[PROBLEM TO WORK ON]
Copy out each line of the material below that holds the string "didn".

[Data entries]
--------------------

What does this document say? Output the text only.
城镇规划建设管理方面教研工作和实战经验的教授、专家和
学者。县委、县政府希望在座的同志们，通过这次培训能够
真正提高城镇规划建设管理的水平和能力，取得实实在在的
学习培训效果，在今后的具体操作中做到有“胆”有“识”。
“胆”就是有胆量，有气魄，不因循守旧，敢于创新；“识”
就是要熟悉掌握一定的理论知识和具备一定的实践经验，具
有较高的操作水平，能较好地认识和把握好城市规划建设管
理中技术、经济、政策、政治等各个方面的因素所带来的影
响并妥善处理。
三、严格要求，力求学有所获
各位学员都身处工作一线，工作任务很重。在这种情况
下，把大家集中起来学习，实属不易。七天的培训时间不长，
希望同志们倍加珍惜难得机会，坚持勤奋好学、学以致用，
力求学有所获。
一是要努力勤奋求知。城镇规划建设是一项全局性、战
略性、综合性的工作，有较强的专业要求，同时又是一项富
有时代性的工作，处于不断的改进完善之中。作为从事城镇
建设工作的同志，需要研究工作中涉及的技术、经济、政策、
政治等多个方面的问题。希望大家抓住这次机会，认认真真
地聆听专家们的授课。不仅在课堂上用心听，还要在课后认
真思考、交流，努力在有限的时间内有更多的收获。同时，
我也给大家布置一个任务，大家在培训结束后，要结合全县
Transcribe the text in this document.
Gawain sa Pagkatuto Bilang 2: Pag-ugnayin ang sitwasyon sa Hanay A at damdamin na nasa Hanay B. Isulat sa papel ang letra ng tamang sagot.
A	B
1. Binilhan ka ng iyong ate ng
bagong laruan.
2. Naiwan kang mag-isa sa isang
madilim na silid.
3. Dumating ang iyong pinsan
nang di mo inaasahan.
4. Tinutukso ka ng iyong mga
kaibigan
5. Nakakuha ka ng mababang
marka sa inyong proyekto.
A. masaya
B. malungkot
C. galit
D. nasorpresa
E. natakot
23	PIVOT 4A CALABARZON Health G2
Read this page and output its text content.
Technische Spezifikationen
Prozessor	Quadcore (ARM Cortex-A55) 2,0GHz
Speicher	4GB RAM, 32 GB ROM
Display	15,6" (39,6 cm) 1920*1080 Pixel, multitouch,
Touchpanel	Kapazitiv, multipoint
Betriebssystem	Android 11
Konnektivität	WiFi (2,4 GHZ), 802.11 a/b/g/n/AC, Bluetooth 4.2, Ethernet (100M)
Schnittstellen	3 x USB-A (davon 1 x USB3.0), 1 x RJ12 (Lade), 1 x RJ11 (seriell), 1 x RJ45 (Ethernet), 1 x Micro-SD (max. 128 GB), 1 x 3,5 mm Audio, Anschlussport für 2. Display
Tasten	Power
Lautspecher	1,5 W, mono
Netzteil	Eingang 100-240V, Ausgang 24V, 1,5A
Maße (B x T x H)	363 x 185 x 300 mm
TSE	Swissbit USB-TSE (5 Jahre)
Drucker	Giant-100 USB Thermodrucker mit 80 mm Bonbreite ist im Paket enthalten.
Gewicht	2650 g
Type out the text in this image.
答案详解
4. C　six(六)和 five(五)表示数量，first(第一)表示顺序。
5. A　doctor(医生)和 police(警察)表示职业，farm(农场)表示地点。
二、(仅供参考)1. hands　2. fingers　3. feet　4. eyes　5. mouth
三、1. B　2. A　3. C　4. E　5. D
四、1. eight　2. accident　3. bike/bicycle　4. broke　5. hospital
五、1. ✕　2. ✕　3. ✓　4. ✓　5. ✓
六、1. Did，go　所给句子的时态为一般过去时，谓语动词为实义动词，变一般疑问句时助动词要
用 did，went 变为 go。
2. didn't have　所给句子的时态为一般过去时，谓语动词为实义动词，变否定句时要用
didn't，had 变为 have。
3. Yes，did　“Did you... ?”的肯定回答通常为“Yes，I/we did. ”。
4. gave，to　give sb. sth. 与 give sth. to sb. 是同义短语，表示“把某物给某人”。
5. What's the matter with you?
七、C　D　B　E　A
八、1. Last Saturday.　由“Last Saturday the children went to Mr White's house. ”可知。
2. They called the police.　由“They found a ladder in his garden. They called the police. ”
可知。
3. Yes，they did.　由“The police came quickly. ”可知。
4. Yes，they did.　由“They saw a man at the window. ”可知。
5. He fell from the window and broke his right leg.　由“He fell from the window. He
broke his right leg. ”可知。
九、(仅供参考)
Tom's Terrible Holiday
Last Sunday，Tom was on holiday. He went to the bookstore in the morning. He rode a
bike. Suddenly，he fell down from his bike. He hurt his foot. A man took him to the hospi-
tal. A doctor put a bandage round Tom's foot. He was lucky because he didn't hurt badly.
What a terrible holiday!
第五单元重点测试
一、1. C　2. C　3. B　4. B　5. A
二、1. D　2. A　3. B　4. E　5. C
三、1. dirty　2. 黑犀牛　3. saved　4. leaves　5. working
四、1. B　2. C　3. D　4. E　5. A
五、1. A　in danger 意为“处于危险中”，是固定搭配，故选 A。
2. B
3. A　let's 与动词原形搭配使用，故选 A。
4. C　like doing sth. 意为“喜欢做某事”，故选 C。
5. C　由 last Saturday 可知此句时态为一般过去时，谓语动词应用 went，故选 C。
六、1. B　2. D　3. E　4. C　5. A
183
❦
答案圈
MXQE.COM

--------------------

[REPLY]
2. didn't have　所给句子的时态为一般过去时，谓语动词为实义动词，变否定句时要用
didn't，had 变为 have。
tal. A doctor put a bandage round Tom's foot. He was lucky because he didn't hurt badly.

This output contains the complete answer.